#### [Problem description]
Work through the records below and tally every line containing "time". Reply with the total alone.
start Input data
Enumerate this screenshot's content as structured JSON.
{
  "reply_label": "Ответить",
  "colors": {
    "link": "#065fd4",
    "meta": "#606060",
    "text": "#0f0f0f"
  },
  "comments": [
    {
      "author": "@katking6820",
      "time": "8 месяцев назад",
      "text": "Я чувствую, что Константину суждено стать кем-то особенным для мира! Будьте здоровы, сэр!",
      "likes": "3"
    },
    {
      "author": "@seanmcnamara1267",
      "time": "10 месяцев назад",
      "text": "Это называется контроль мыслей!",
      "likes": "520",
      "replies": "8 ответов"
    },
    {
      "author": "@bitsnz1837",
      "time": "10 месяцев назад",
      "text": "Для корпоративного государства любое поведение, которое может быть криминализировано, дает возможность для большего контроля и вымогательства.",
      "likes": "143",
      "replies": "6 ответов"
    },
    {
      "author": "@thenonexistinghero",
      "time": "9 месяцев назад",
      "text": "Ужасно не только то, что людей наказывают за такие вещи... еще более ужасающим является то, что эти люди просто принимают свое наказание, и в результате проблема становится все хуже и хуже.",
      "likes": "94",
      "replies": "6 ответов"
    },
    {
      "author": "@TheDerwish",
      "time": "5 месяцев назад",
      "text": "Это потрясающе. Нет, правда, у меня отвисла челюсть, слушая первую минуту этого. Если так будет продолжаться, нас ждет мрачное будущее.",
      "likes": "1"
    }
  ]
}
end Input data
#### [Correct response]
5